Extracted records
_ _ _ _

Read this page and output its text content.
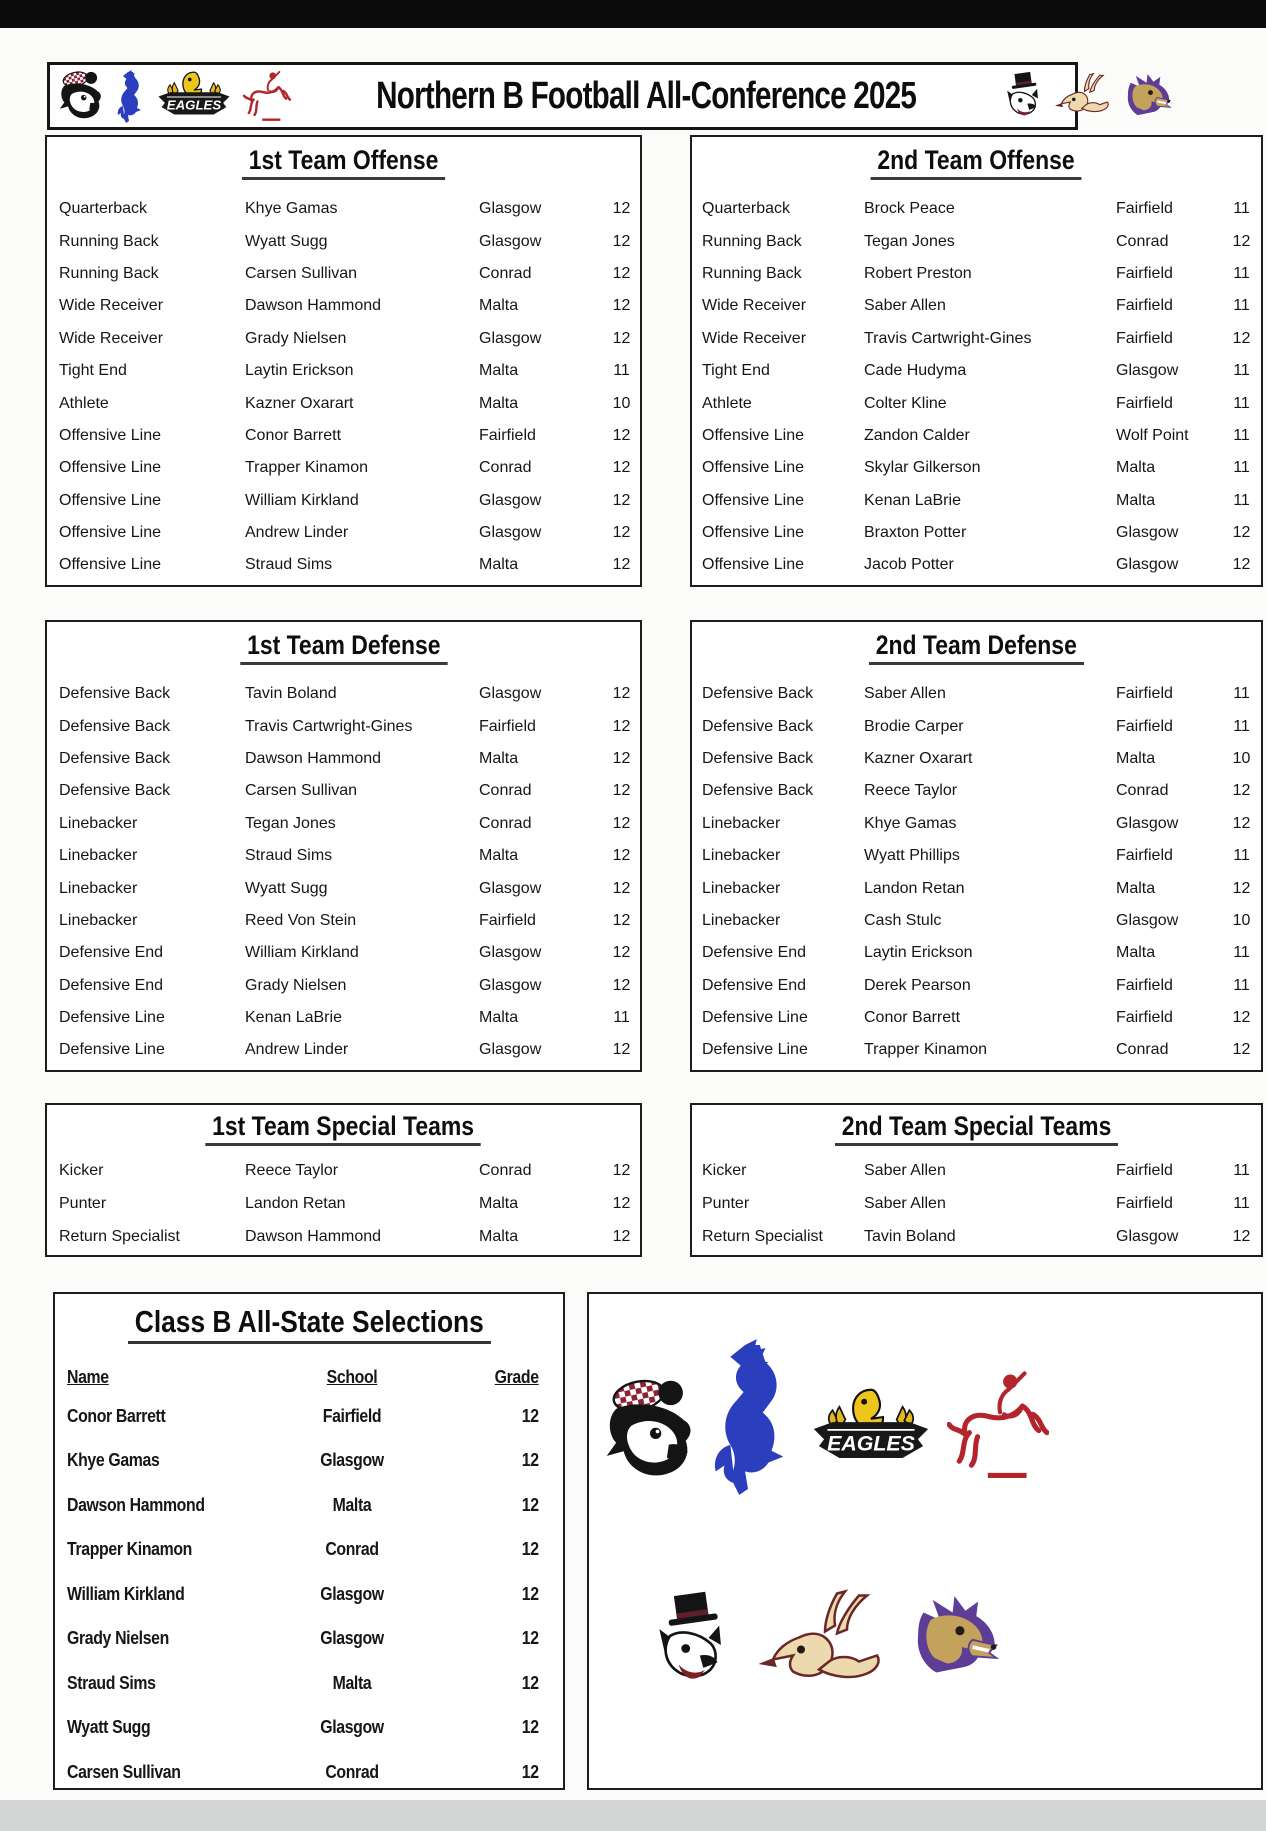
Northern B Football All-Conference 2025
1st Team Offense
Quarterback	Khye Gamas	Glasgow	12
Running Back	Wyatt Sugg	Glasgow	12
Running Back	Carsen Sullivan	Conrad	12
Wide Receiver	Dawson Hammond	Malta	12
Wide Receiver	Grady Nielsen	Glasgow	12
Tight End	Laytin Erickson	Malta	11
Athlete	Kazner Oxarart	Malta	10
Offensive Line	Conor Barrett	Fairfield	12
Offensive Line	Trapper Kinamon	Conrad	12
Offensive Line	William Kirkland	Glasgow	12
Offensive Line	Andrew Linder	Glasgow	12
Offensive Line	Straud Sims	Malta	12
2nd Team Offense
Quarterback	Brock Peace	Fairfield	11
Running Back	Tegan Jones	Conrad	12
Running Back	Robert Preston	Fairfield	11
Wide Receiver	Saber Allen	Fairfield	11
Wide Receiver	Travis Cartwright-Gines	Fairfield	12
Tight End	Cade Hudyma	Glasgow	11
Athlete	Colter Kline	Fairfield	11
Offensive Line	Zandon Calder	Wolf Point	11
Offensive Line	Skylar Gilkerson	Malta	11
Offensive Line	Kenan LaBrie	Malta	11
Offensive Line	Braxton Potter	Glasgow	12
Offensive Line	Jacob Potter	Glasgow	12
1st Team Defense
Defensive Back	Tavin Boland	Glasgow	12
Defensive Back	Travis Cartwright-Gines	Fairfield	12
Defensive Back	Dawson Hammond	Malta	12
Defensive Back	Carsen Sullivan	Conrad	12
Linebacker	Tegan Jones	Conrad	12
Linebacker	Straud Sims	Malta	12
Linebacker	Wyatt Sugg	Glasgow	12
Linebacker	Reed Von Stein	Fairfield	12
Defensive End	William Kirkland	Glasgow	12
Defensive End	Grady Nielsen	Glasgow	12
Defensive Line	Kenan LaBrie	Malta	11
Defensive Line	Andrew Linder	Glasgow	12
2nd Team Defense
Defensive Back	Saber Allen	Fairfield	11
Defensive Back	Brodie Carper	Fairfield	11
Defensive Back	Kazner Oxarart	Malta	10
Defensive Back	Reece Taylor	Conrad	12
Linebacker	Khye Gamas	Glasgow	12
Linebacker	Wyatt Phillips	Fairfield	11
Linebacker	Landon Retan	Malta	12
Linebacker	Cash Stulc	Glasgow	10
Defensive End	Laytin Erickson	Malta	11
Defensive End	Derek Pearson	Fairfield	11
Defensive Line	Conor Barrett	Fairfield	12
Defensive Line	Trapper Kinamon	Conrad	12
1st Team Special Teams
Kicker	Reece Taylor	Conrad	12
Punter	Landon Retan	Malta	12
Return Specialist	Dawson Hammond	Malta	12
2nd Team Special Teams
Kicker	Saber Allen	Fairfield	11
Punter	Saber Allen	Fairfield	11
Return Specialist	Tavin Boland	Glasgow	12
Class B All-State Selections
Name	School	Grade
Conor Barrett	Fairfield	12
Khye Gamas	Glasgow	12
Dawson Hammond	Malta	12
Trapper Kinamon	Conrad	12
William Kirkland	Glasgow	12
Grady Nielsen	Glasgow	12
Straud Sims	Malta	12
Wyatt Sugg	Glasgow	12
Carsen Sullivan	Conrad	12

_ _ _ _

REQUIREMENT:
Reproduce the entries above exactly. Do not include the images.

PROBLEM SOLUTION:
Read this page and output its text content.
Northern B Football All-Conference 2025
1st Team Offense
Quarterback	Khye Gamas	Glasgow	12
Running Back	Wyatt Sugg	Glasgow	12
Running Back	Carsen Sullivan	Conrad	12
Wide Receiver	Dawson Hammond	Malta	12
Wide Receiver	Grady Nielsen	Glasgow	12
Tight End	Laytin Erickson	Malta	11
Athlete	Kazner Oxarart	Malta	10
Offensive Line	Conor Barrett	Fairfield	12
Offensive Line	Trapper Kinamon	Conrad	12
Offensive Line	William Kirkland	Glasgow	12
Offensive Line	Andrew Linder	Glasgow	12
Offensive Line	Straud Sims	Malta	12
2nd Team Offense
Quarterback	Brock Peace	Fairfield	11
Running Back	Tegan Jones	Conrad	12
Running Back	Robert Preston	Fairfield	11
Wide Receiver	Saber Allen	Fairfield	11
Wide Receiver	Travis Cartwright-Gines	Fairfield	12
Tight End	Cade Hudyma	Glasgow	11
Athlete	Colter Kline	Fairfield	11
Offensive Line	Zandon Calder	Wolf Point	11
Offensive Line	Skylar Gilkerson	Malta	11
Offensive Line	Kenan LaBrie	Malta	11
Offensive Line	Braxton Potter	Glasgow	12
Offensive Line	Jacob Potter	Glasgow	12
1st Team Defense
Defensive Back	Tavin Boland	Glasgow	12
Defensive Back	Travis Cartwright-Gines	Fairfield	12
Defensive Back	Dawson Hammond	Malta	12
Defensive Back	Carsen Sullivan	Conrad	12
Linebacker	Tegan Jones	Conrad	12
Linebacker	Straud Sims	Malta	12
Linebacker	Wyatt Sugg	Glasgow	12
Linebacker	Reed Von Stein	Fairfield	12
Defensive End	William Kirkland	Glasgow	12
Defensive End	Grady Nielsen	Glasgow	12
Defensive Line	Kenan LaBrie	Malta	11
Defensive Line	Andrew Linder	Glasgow	12
2nd Team Defense
Defensive Back	Saber Allen	Fairfield	11
Defensive Back	Brodie Carper	Fairfield	11
Defensive Back	Kazner Oxarart	Malta	10
Defensive Back	Reece Taylor	Conrad	12
Linebacker	Khye Gamas	Glasgow	12
Linebacker	Wyatt Phillips	Fairfield	11
Linebacker	Landon Retan	Malta	12
Linebacker	Cash Stulc	Glasgow	10
Defensive End	Laytin Erickson	Malta	11
Defensive End	Derek Pearson	Fairfield	11
Defensive Line	Conor Barrett	Fairfield	12
Defensive Line	Trapper Kinamon	Conrad	12
1st Team Special Teams
Kicker	Reece Taylor	Conrad	12
Punter	Landon Retan	Malta	12
Return Specialist	Dawson Hammond	Malta	12
2nd Team Special Teams
Kicker	Saber Allen	Fairfield	11
Punter	Saber Allen	Fairfield	11
Return Specialist	Tavin Boland	Glasgow	12
Class B All-State Selections
Name	School	Grade
Conor Barrett	Fairfield	12
Khye Gamas	Glasgow	12
Dawson Hammond	Malta	12
Trapper Kinamon	Conrad	12
William Kirkland	Glasgow	12
Grady Nielsen	Glasgow	12
Straud Sims	Malta	12
Wyatt Sugg	Glasgow	12
Carsen Sullivan	Conrad	12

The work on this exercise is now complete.